**Excerpted passage**.

╔══

Text Lab: Entropy, Cross-Entropy, and Perplexity: The Deep Math Behind Language Models

Most people working with language models have heard of perplexity—the go-to metric for evaluating how well a model predicts text.

But underneath perplexity lies something deeper: the mathematical foundations of information theory. Concepts like entropy and cross-entropy explain not just how perplexity is computed, but why it works—and what it really measures.

In this blog post, we’ll:

Explain entropy using simple examples (like betting on horse races),
Show how cross-entropy approximates it when we don’t know the real distribution, and
Connect it all to perplexity as the inverse exponent of average log probability.

If you’ve ever wondered why perplexity is defined the way it is, this post is for you.

1. What Is Entropy? The Core Idea of Information

In information theory (Shannon, 1948), entropy measures uncertainty or surprise in a probability distribution.

The higher the entropy, the more uncertain or random the outcome.
The lower the entropy, the more predictable it is.

⚖️ Analogy: Horse Race Guess

Let’s say 8 horses are running in a race. You want to guess on the winner.

╚══

**Extracted material**.

╔══

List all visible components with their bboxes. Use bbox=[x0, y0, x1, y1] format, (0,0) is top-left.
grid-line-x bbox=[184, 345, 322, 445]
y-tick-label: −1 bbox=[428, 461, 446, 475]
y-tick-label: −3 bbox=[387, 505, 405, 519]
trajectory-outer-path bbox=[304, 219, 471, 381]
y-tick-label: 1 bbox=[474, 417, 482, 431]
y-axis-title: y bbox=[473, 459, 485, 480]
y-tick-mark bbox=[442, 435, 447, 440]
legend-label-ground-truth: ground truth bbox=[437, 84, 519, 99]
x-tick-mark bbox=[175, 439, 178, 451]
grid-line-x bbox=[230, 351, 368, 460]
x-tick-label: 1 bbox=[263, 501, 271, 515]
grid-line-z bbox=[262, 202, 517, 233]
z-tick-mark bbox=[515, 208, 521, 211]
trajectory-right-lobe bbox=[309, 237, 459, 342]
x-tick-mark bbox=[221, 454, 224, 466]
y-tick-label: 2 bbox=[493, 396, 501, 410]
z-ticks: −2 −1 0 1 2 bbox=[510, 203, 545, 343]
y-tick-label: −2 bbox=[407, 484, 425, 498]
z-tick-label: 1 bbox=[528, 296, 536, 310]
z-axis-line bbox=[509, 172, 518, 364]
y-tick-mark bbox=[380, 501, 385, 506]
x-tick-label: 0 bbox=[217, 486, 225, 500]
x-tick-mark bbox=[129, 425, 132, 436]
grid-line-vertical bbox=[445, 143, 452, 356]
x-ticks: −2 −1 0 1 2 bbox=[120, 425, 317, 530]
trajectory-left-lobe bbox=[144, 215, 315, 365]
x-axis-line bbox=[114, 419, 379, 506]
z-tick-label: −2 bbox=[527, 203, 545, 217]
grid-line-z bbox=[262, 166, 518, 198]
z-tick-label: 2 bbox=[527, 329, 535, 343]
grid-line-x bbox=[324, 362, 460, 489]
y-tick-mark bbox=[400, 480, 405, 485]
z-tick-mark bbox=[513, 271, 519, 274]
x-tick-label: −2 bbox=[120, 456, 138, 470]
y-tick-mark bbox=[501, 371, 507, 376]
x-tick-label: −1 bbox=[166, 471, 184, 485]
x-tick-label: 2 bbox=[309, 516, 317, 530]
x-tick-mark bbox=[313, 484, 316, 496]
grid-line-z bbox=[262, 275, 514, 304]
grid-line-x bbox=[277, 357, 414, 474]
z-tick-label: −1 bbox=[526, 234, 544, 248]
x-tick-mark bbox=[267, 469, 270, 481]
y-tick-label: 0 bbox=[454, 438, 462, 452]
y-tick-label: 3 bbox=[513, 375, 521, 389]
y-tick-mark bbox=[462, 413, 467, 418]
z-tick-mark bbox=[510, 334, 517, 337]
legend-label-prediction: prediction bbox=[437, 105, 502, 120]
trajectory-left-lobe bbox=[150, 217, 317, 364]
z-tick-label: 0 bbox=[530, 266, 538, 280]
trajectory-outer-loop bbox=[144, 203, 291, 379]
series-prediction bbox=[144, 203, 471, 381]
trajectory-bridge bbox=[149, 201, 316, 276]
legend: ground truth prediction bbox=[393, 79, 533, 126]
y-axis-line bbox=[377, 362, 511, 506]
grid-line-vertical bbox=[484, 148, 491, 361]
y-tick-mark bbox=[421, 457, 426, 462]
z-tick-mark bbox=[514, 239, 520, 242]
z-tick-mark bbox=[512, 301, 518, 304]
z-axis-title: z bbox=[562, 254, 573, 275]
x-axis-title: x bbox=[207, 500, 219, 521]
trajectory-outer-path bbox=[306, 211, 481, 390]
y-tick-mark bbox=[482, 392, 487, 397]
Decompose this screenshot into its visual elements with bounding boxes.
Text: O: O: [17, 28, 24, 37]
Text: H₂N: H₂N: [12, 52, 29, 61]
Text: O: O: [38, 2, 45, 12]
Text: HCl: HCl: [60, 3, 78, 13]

╚══

**Tasks and exercises**.
A - Reproduce a passage from the post on entropy and perplexity above, starting with "If you’ve ever" and going on through "predictable it is.".
B - In the post on entropy and perplexity, what does entropy measure in information theory?
C - Carry the post on entropy and perplexity forward from its last sentence, continuing the horse race analogy.

**Responses by task**.
A -
If you’ve ever wondered why perplexity is defined the way it is, this post is for you.

1. What Is Entropy? The Core Idea of Information

In information theory (Shannon, 1948), entropy measures uncertainty or surprise in a probability distribution.

The higher the entropy, the more uncertain or random the outcome.
The lower the entropy, the more predictable it is.

B - Uncertainty or surprise in a probability distribution.

C -
🎲 Case A: All horses are equally likely

Horse	Probability
1	1/8
2	1/8
...	...
8	1/8

You have no idea who will win.
The outcome is maximally uncertain.
Entropy = 3 bits

H(X) = - \sum_{i=1}^{8} \frac{1}{8} \log_2 \frac{1}{8} = -8 \times \frac{1}{8} \log_2 \frac{1}{8} = \log_2 8 = 3

You’d need 3 bits to encode the winner.

🏇 Case B: One horse is favored

Horse	Probability
1	0.5
2	0.25
3–8	0.0417

The outcome is more predictable.
Entropy drops below 3 bits—less uncertainty.

Entropy tells us the minimum average number of bits needed to encode outcomes in this distribution.

2. Entropy in Language

In language, entropy measures the average unpredictability of the next word.

If your model is confident what comes next (e.g., "I want to ___" → "eat"), entropy is low.
If many words are equally likely, entropy is high.

Formally:

H(P) = - \sum_{w} P(w) \log_2 P(w)

Where:

$P(w)$ is the probability of word $w$
The sum is over all possible words

3. Cross-Entropy: When You Don’t Know the Truth

But wait—how do we calculate entropy if we don’t know the true distribution $P$ of language?

That’s where cross-entropy comes in.

Suppose:

$P$ = true distribution (ideal, unknown)
$Q$ = your model's predicted distribution

Then:

H(P, Q) = - \sum_{w} P(w) \log_2 Q(w)

Cross-entropy answers:

“On average, how many bits does my model $Q$ use to encode samples from the true distribution $P$ ?”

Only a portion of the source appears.